Supplied material:
------------------------------------------------
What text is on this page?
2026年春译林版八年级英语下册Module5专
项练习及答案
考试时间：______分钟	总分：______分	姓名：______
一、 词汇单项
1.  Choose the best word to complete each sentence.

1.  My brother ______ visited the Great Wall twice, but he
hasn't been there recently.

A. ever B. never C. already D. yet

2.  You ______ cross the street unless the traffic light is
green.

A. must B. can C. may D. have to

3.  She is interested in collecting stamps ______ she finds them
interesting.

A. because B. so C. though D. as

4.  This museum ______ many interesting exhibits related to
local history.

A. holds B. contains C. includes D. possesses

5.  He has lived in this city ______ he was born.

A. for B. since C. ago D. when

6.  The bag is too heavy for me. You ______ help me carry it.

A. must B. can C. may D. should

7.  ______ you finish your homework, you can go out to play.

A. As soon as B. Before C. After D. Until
------------------------------------------------
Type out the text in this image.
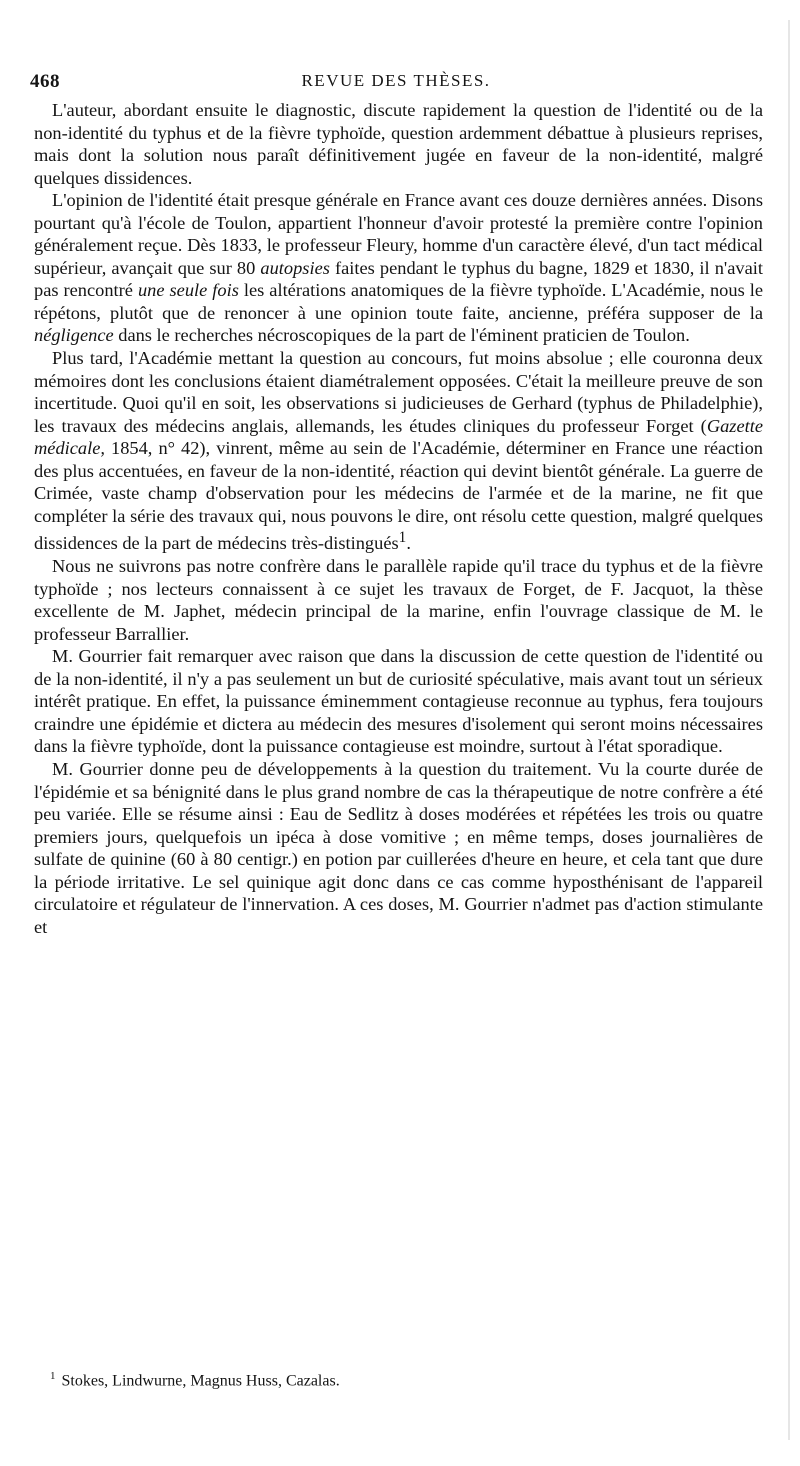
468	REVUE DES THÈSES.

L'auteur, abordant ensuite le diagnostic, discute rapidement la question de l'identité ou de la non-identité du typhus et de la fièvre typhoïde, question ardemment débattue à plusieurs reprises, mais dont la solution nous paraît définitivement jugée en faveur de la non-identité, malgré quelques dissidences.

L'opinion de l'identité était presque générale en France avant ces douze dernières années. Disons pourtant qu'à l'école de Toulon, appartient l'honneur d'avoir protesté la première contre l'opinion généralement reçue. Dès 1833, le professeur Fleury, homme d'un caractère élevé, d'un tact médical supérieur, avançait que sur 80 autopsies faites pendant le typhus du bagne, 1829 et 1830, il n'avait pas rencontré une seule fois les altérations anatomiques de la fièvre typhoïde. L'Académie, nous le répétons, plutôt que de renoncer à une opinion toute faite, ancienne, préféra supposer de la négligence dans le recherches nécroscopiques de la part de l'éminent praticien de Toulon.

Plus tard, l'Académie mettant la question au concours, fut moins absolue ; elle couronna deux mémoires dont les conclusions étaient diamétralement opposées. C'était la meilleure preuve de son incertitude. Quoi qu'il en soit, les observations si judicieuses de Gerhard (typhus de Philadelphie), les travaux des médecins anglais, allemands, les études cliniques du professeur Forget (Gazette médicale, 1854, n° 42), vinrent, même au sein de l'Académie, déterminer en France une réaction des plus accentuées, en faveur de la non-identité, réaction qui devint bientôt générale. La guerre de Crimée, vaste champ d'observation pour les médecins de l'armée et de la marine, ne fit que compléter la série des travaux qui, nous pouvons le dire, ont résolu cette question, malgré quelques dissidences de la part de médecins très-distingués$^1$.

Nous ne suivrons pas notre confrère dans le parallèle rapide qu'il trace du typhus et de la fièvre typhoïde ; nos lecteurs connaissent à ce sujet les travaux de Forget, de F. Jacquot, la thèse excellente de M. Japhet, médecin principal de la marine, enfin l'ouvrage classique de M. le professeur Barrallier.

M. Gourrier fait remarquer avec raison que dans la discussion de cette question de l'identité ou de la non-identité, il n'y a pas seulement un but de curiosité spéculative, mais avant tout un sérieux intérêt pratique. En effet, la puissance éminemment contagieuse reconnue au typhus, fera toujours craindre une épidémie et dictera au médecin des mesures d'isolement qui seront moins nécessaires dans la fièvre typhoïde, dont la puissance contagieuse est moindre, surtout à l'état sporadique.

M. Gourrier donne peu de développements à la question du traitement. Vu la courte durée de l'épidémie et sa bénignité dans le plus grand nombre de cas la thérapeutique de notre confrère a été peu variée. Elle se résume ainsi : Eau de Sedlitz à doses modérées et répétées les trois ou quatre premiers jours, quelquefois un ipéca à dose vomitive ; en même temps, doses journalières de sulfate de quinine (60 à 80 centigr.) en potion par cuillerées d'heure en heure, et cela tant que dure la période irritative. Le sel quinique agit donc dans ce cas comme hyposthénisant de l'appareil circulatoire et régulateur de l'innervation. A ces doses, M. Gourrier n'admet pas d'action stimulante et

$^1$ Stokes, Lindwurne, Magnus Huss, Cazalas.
------------------------------------------------
Problem details:
Show the lines where the word "interesting" appears in the entries.

Exercise result:
interesting.
4.  This museum ______ many interesting exhibits related to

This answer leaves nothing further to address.